Restate the listing that follows word for word, without its pictures.

>> start

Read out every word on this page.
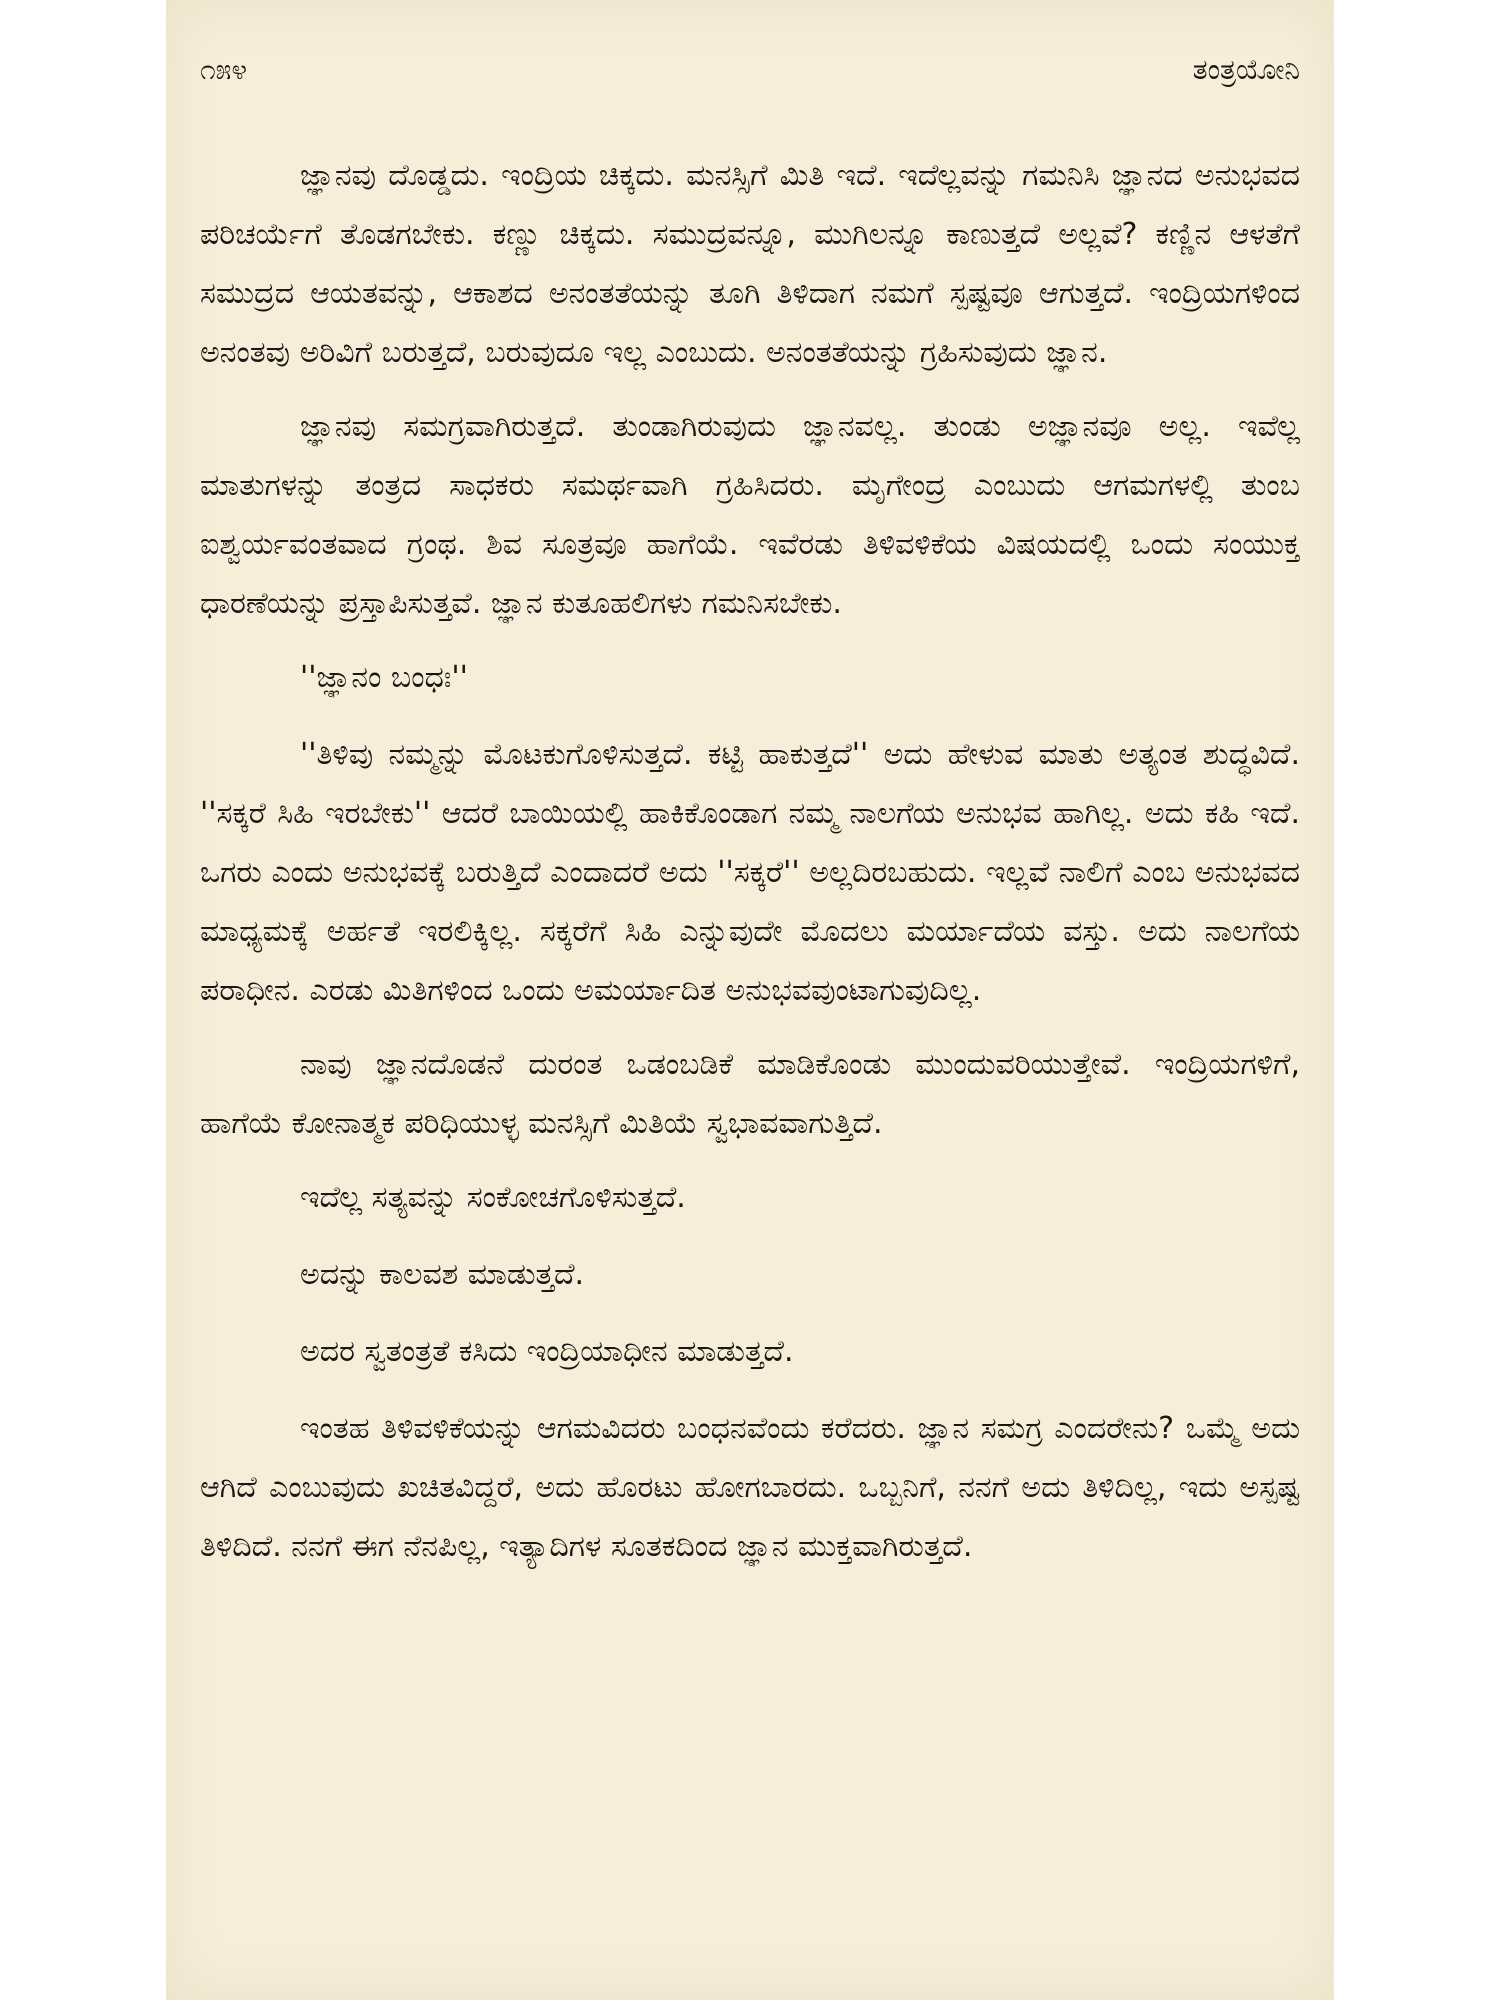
೧೫೪	ತಂತ್ರಯೋನಿ

ಜ್ಞಾನವು ದೊಡ್ಡದು. ಇಂದ್ರಿಯ ಚಿಕ್ಕದು. ಮನಸ್ಸಿಗೆ ಮಿತಿ ಇದೆ. ಇದೆಲ್ಲವನ್ನು ಗಮನಿಸಿ ಜ್ಞಾನದ ಅನುಭವದ ಪರಿಚರ್ಯೆಗೆ ತೊಡಗಬೇಕು. ಕಣ್ಣು ಚಿಕ್ಕದು. ಸಮುದ್ರವನ್ನೂ, ಮುಗಿಲನ್ನೂ ಕಾಣುತ್ತದೆ ಅಲ್ಲವೆ? ಕಣ್ಣಿನ ಆಳತೆಗೆ ಸಮುದ್ರದ ಆಯತವನ್ನು, ಆಕಾಶದ ಅನಂತತೆಯನ್ನು ತೂಗಿ ತಿಳಿದಾಗ ನಮಗೆ ಸ್ಪಷ್ಟವೂ ಆಗುತ್ತದೆ. ಇಂದ್ರಿಯಗಳಿಂದ ಅನಂತವು ಅರಿವಿಗೆ ಬರುತ್ತದೆ, ಬರುವುದೂ ಇಲ್ಲ ಎಂಬುದು. ಅನಂತತೆಯನ್ನು ಗ್ರಹಿಸುವುದು ಜ್ಞಾನ.

ಜ್ಞಾನವು ಸಮಗ್ರವಾಗಿರುತ್ತದೆ. ತುಂಡಾಗಿರುವುದು ಜ್ಞಾನವಲ್ಲ. ತುಂಡು ಅಜ್ಞಾನವೂ ಅಲ್ಲ. ಇವೆಲ್ಲ ಮಾತುಗಳನ್ನು ತಂತ್ರದ ಸಾಧಕರು ಸಮರ್ಥವಾಗಿ ಗ್ರಹಿಸಿದರು. ಮೃಗೇಂದ್ರ ಎಂಬುದು ಆಗಮಗಳಲ್ಲಿ ತುಂಬ ಐಶ್ವರ್ಯವಂತವಾದ ಗ್ರಂಥ. ಶಿವ ಸೂತ್ರವೂ ಹಾಗೆಯೆ. ಇವೆರಡು ತಿಳಿವಳಿಕೆಯ ವಿಷಯದಲ್ಲಿ ಒಂದು ಸಂಯುಕ್ತ ಧಾರಣೆಯನ್ನು ಪ್ರಸ್ತಾಪಿಸುತ್ತವೆ. ಜ್ಞಾನ ಕುತೂಹಲಿಗಳು ಗಮನಿಸಬೇಕು.

''ಜ್ಞಾನಂ ಬಂಧಃ''

''ತಿಳಿವು ನಮ್ಮನ್ನು ಮೊಟಕುಗೊಳಿಸುತ್ತದೆ. ಕಟ್ಟಿ ಹಾಕುತ್ತದೆ'' ಅದು ಹೇಳುವ ಮಾತು ಅತ್ಯಂತ ಶುದ್ಧವಿದೆ. ''ಸಕ್ಕರೆ ಸಿಹಿ ಇರಬೇಕು'' ಆದರೆ ಬಾಯಿಯಲ್ಲಿ ಹಾಕಿಕೊಂಡಾಗ ನಮ್ಮ ನಾಲಗೆಯ ಅನುಭವ ಹಾಗಿಲ್ಲ. ಅದು ಕಹಿ ಇದೆ. ಒಗರು ಎಂದು ಅನುಭವಕ್ಕೆ ಬರುತ್ತಿದೆ ಎಂದಾದರೆ ಅದು ''ಸಕ್ಕರೆ'' ಅಲ್ಲದಿರಬಹುದು. ಇಲ್ಲವೆ ನಾಲಿಗೆ ಎಂಬ ಅನುಭವದ ಮಾಧ್ಯಮಕ್ಕೆ ಅರ್ಹತೆ ಇರಲಿಕ್ಕಿಲ್ಲ. ಸಕ್ಕರೆಗೆ ಸಿಹಿ ಎನ್ನುವುದೇ ಮೊದಲು ಮರ್ಯಾದೆಯ ವಸ್ತು. ಅದು ನಾಲಗೆಯ ಪರಾಧೀನ. ಎರಡು ಮಿತಿಗಳಿಂದ ಒಂದು ಅಮರ್ಯಾದಿತ ಅನುಭವವುಂಟಾಗುವುದಿಲ್ಲ.

ನಾವು ಜ್ಞಾನದೊಡನೆ ದುರಂತ ಒಡಂಬಡಿಕೆ ಮಾಡಿಕೊಂಡು ಮುಂದುವರಿಯುತ್ತೇವೆ. ಇಂದ್ರಿಯಗಳಿಗೆ, ಹಾಗೆಯೆ ಕೋನಾತ್ಮಕ ಪರಿಧಿಯುಳ್ಳ ಮನಸ್ಸಿಗೆ ಮಿತಿಯೆ ಸ್ವಭಾವವಾಗುತ್ತಿದೆ.

ಇದೆಲ್ಲ ಸತ್ಯವನ್ನು ಸಂಕೋಚಗೊಳಿಸುತ್ತದೆ.

ಅದನ್ನು ಕಾಲವಶ ಮಾಡುತ್ತದೆ.

ಅದರ ಸ್ವತಂತ್ರತೆ ಕಸಿದು ಇಂದ್ರಿಯಾಧೀನ ಮಾಡುತ್ತದೆ.

ಇಂತಹ ತಿಳಿವಳಿಕೆಯನ್ನು ಆಗಮವಿದರು ಬಂಧನವೆಂದು ಕರೆದರು. ಜ್ಞಾನ ಸಮಗ್ರ ಎಂದರೇನು? ಒಮ್ಮೆ ಅದು ಆಗಿದೆ ಎಂಬುವುದು ಖಚಿತವಿದ್ದರೆ, ಅದು ಹೊರಟು ಹೋಗಬಾರದು. ಒಬ್ಬನಿಗೆ, ನನಗೆ ಅದು ತಿಳಿದಿಲ್ಲ, ಇದು ಅಸ್ಪಷ್ಟ ತಿಳಿದಿದೆ. ನನಗೆ ಈಗ ನೆನಪಿಲ್ಲ, ಇತ್ಯಾದಿಗಳ ಸೂತಕದಿಂದ ಜ್ಞಾನ ಮುಕ್ತವಾಗಿರುತ್ತದೆ.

>> end

● ANSWER IN FULL:
Read out every word on this page.
೧೫೪	ತಂತ್ರಯೋನಿ

ಜ್ಞಾನವು ದೊಡ್ಡದು. ಇಂದ್ರಿಯ ಚಿಕ್ಕದು. ಮನಸ್ಸಿಗೆ ಮಿತಿ ಇದೆ. ಇದೆಲ್ಲವನ್ನು ಗಮನಿಸಿ ಜ್ಞಾನದ ಅನುಭವದ ಪರಿಚರ್ಯೆಗೆ ತೊಡಗಬೇಕು. ಕಣ್ಣು ಚಿಕ್ಕದು. ಸಮುದ್ರವನ್ನೂ, ಮುಗಿಲನ್ನೂ ಕಾಣುತ್ತದೆ ಅಲ್ಲವೆ? ಕಣ್ಣಿನ ಆಳತೆಗೆ ಸಮುದ್ರದ ಆಯತವನ್ನು, ಆಕಾಶದ ಅನಂತತೆಯನ್ನು ತೂಗಿ ತಿಳಿದಾಗ ನಮಗೆ ಸ್ಪಷ್ಟವೂ ಆಗುತ್ತದೆ. ಇಂದ್ರಿಯಗಳಿಂದ ಅನಂತವು ಅರಿವಿಗೆ ಬರುತ್ತದೆ, ಬರುವುದೂ ಇಲ್ಲ ಎಂಬುದು. ಅನಂತತೆಯನ್ನು ಗ್ರಹಿಸುವುದು ಜ್ಞಾನ.

ಜ್ಞಾನವು ಸಮಗ್ರವಾಗಿರುತ್ತದೆ. ತುಂಡಾಗಿರುವುದು ಜ್ಞಾನವಲ್ಲ. ತುಂಡು ಅಜ್ಞಾನವೂ ಅಲ್ಲ. ಇವೆಲ್ಲ ಮಾತುಗಳನ್ನು ತಂತ್ರದ ಸಾಧಕರು ಸಮರ್ಥವಾಗಿ ಗ್ರಹಿಸಿದರು. ಮೃಗೇಂದ್ರ ಎಂಬುದು ಆಗಮಗಳಲ್ಲಿ ತುಂಬ ಐಶ್ವರ್ಯವಂತವಾದ ಗ್ರಂಥ. ಶಿವ ಸೂತ್ರವೂ ಹಾಗೆಯೆ. ಇವೆರಡು ತಿಳಿವಳಿಕೆಯ ವಿಷಯದಲ್ಲಿ ಒಂದು ಸಂಯುಕ್ತ ಧಾರಣೆಯನ್ನು ಪ್ರಸ್ತಾಪಿಸುತ್ತವೆ. ಜ್ಞಾನ ಕುತೂಹಲಿಗಳು ಗಮನಿಸಬೇಕು.

''ಜ್ಞಾನಂ ಬಂಧಃ''

''ತಿಳಿವು ನಮ್ಮನ್ನು ಮೊಟಕುಗೊಳಿಸುತ್ತದೆ. ಕಟ್ಟಿ ಹಾಕುತ್ತದೆ'' ಅದು ಹೇಳುವ ಮಾತು ಅತ್ಯಂತ ಶುದ್ಧವಿದೆ. ''ಸಕ್ಕರೆ ಸಿಹಿ ಇರಬೇಕು'' ಆದರೆ ಬಾಯಿಯಲ್ಲಿ ಹಾಕಿಕೊಂಡಾಗ ನಮ್ಮ ನಾಲಗೆಯ ಅನುಭವ ಹಾಗಿಲ್ಲ. ಅದು ಕಹಿ ಇದೆ. ಒಗರು ಎಂದು ಅನುಭವಕ್ಕೆ ಬರುತ್ತಿದೆ ಎಂದಾದರೆ ಅದು ''ಸಕ್ಕರೆ'' ಅಲ್ಲದಿರಬಹುದು. ಇಲ್ಲವೆ ನಾಲಿಗೆ ಎಂಬ ಅನುಭವದ ಮಾಧ್ಯಮಕ್ಕೆ ಅರ್ಹತೆ ಇರಲಿಕ್ಕಿಲ್ಲ. ಸಕ್ಕರೆಗೆ ಸಿಹಿ ಎನ್ನುವುದೇ ಮೊದಲು ಮರ್ಯಾದೆಯ ವಸ್ತು. ಅದು ನಾಲಗೆಯ ಪರಾಧೀನ. ಎರಡು ಮಿತಿಗಳಿಂದ ಒಂದು ಅಮರ್ಯಾದಿತ ಅನುಭವವುಂಟಾಗುವುದಿಲ್ಲ.

ನಾವು ಜ್ಞಾನದೊಡನೆ ದುರಂತ ಒಡಂಬಡಿಕೆ ಮಾಡಿಕೊಂಡು ಮುಂದುವರಿಯುತ್ತೇವೆ. ಇಂದ್ರಿಯಗಳಿಗೆ, ಹಾಗೆಯೆ ಕೋನಾತ್ಮಕ ಪರಿಧಿಯುಳ್ಳ ಮನಸ್ಸಿಗೆ ಮಿತಿಯೆ ಸ್ವಭಾವವಾಗುತ್ತಿದೆ.

ಇದೆಲ್ಲ ಸತ್ಯವನ್ನು ಸಂಕೋಚಗೊಳಿಸುತ್ತದೆ.

ಅದನ್ನು ಕಾಲವಶ ಮಾಡುತ್ತದೆ.

ಅದರ ಸ್ವತಂತ್ರತೆ ಕಸಿದು ಇಂದ್ರಿಯಾಧೀನ ಮಾಡುತ್ತದೆ.

ಇಂತಹ ತಿಳಿವಳಿಕೆಯನ್ನು ಆಗಮವಿದರು ಬಂಧನವೆಂದು ಕರೆದರು. ಜ್ಞಾನ ಸಮಗ್ರ ಎಂದರೇನು? ಒಮ್ಮೆ ಅದು ಆಗಿದೆ ಎಂಬುವುದು ಖಚಿತವಿದ್ದರೆ, ಅದು ಹೊರಟು ಹೋಗಬಾರದು. ಒಬ್ಬನಿಗೆ, ನನಗೆ ಅದು ತಿಳಿದಿಲ್ಲ, ಇದು ಅಸ್ಪಷ್ಟ ತಿಳಿದಿದೆ. ನನಗೆ ಈಗ ನೆನಪಿಲ್ಲ, ಇತ್ಯಾದಿಗಳ ಸೂತಕದಿಂದ ಜ್ಞಾನ ಮುಕ್ತವಾಗಿರುತ್ತದೆ.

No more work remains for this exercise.